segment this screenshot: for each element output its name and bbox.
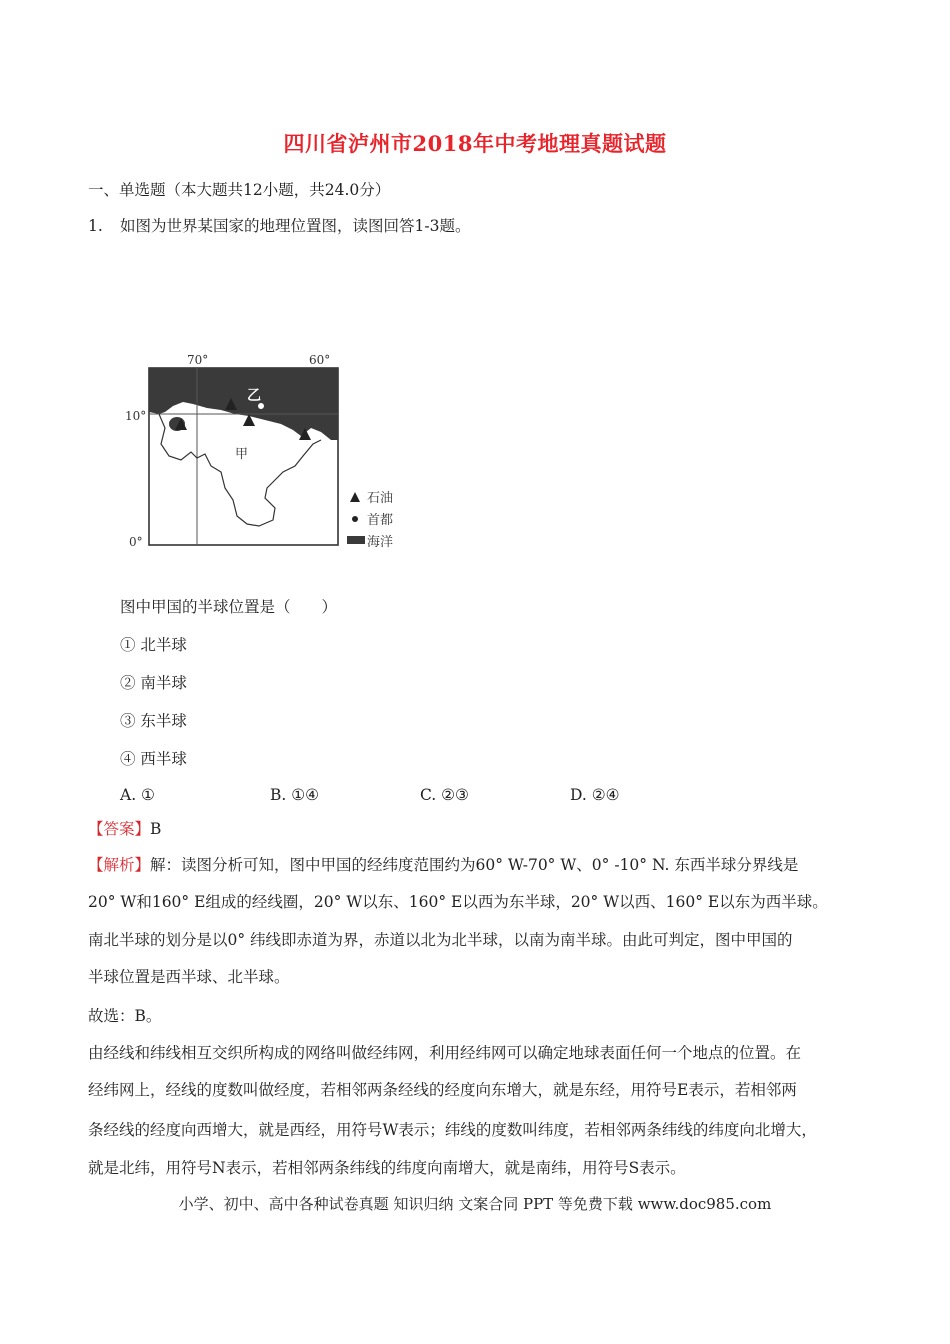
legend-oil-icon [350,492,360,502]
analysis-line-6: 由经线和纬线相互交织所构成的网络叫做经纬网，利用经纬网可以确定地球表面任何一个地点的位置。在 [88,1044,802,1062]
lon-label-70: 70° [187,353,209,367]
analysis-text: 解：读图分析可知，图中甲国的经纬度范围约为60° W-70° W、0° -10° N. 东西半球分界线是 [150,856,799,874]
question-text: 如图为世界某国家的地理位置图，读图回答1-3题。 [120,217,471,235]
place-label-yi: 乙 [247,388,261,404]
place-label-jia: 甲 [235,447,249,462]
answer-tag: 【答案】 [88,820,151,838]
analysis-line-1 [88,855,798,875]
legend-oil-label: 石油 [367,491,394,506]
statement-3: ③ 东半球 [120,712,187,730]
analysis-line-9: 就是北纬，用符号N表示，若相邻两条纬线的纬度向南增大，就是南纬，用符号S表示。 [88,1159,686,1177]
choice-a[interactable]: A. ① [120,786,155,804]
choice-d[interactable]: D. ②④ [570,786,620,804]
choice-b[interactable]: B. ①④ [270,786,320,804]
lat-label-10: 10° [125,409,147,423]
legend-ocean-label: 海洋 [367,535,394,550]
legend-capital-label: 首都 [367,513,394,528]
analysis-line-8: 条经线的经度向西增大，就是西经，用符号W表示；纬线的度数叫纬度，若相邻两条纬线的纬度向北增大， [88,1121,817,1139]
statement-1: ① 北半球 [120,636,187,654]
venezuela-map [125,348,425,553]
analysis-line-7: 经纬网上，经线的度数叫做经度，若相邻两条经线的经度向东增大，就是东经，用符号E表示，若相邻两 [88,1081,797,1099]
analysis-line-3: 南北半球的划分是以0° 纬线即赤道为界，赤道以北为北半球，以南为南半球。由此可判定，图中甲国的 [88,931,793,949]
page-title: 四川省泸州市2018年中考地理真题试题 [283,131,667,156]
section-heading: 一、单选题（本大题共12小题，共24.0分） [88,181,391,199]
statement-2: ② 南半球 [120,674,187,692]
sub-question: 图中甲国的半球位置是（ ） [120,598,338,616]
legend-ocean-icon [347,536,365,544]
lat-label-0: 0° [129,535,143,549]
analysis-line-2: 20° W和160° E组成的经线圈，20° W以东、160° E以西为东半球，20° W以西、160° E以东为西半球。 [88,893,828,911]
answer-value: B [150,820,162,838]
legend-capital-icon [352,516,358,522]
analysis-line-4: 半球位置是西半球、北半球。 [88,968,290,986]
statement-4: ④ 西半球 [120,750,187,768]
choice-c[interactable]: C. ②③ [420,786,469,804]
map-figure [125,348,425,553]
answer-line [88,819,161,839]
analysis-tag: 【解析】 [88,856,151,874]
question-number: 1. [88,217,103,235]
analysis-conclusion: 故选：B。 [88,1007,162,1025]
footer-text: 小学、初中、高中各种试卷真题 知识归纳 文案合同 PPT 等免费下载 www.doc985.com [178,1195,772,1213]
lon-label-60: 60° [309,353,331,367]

· · · · ·

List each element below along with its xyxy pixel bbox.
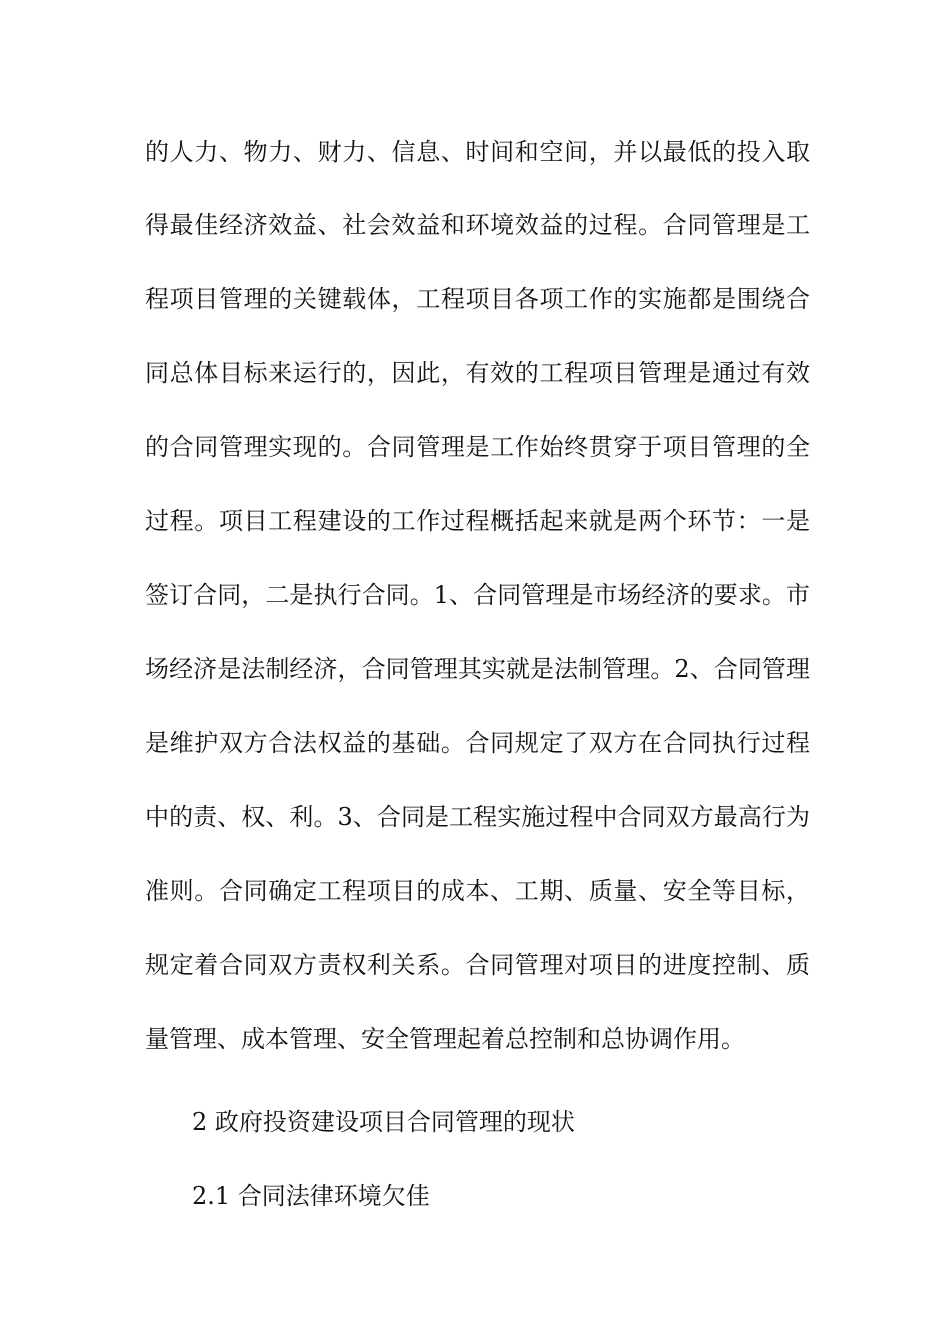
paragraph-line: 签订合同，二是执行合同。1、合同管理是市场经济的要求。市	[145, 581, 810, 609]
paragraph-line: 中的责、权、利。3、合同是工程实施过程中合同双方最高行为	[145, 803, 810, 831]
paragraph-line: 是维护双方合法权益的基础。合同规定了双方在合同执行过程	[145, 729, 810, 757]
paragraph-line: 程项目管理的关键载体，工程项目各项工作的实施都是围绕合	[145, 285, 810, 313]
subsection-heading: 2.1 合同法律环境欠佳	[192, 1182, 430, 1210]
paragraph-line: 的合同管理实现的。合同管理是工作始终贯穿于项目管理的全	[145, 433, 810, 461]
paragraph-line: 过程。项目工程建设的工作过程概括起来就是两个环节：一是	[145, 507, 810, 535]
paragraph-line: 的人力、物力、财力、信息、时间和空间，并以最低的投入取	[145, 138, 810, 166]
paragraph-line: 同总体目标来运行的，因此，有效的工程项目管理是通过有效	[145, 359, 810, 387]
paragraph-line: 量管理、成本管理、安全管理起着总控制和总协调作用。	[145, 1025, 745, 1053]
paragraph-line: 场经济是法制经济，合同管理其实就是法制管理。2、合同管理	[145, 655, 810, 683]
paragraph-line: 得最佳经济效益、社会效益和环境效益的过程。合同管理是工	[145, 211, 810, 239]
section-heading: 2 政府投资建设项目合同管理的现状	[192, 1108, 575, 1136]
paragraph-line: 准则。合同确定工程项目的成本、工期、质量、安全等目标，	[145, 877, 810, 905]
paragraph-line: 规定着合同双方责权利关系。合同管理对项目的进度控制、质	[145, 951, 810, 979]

· · · · ·

EXERCISE TASK —
Copy the lines verbatim, from the line with "legend-oil-icon [350,492,360,502]" up to and including the line with "legend-capital-label: 首都 [367,513,394,528]".

TASK RESULT —
legend-oil-icon [350,492,360,502]
analysis-line-6: 由经线和纬线相互交织所构成的网络叫做经纬网，利用经纬网可以确定地球表面任何一个地点的位置。在 [88,1044,802,1062]
lon-label-70: 70° [187,353,209,367]
analysis-text: 解：读图分析可知，图中甲国的经纬度范围约为60° W-70° W、0° -10° N. 东西半球分界线是 [150,856,799,874]
question-text: 如图为世界某国家的地理位置图，读图回答1-3题。 [120,217,471,235]
place-label-yi: 乙 [247,388,261,404]
place-label-jia: 甲 [235,447,249,462]
answer-tag: 【答案】 [88,820,151,838]
analysis-line-1 [88,855,798,875]
legend-oil-label: 石油 [367,491,394,506]
statement-3: ③ 东半球 [120,712,187,730]
analysis-line-9: 就是北纬，用符号N表示，若相邻两条纬线的纬度向南增大，就是南纬，用符号S表示。 [88,1159,686,1177]
choice-a[interactable]: A. ① [120,786,155,804]
choice-d[interactable]: D. ②④ [570,786,620,804]
choice-b[interactable]: B. ①④ [270,786,320,804]
lat-label-10: 10° [125,409,147,423]
legend-ocean-label: 海洋 [367,535,394,550]
legend-capital-label: 首都 [367,513,394,528]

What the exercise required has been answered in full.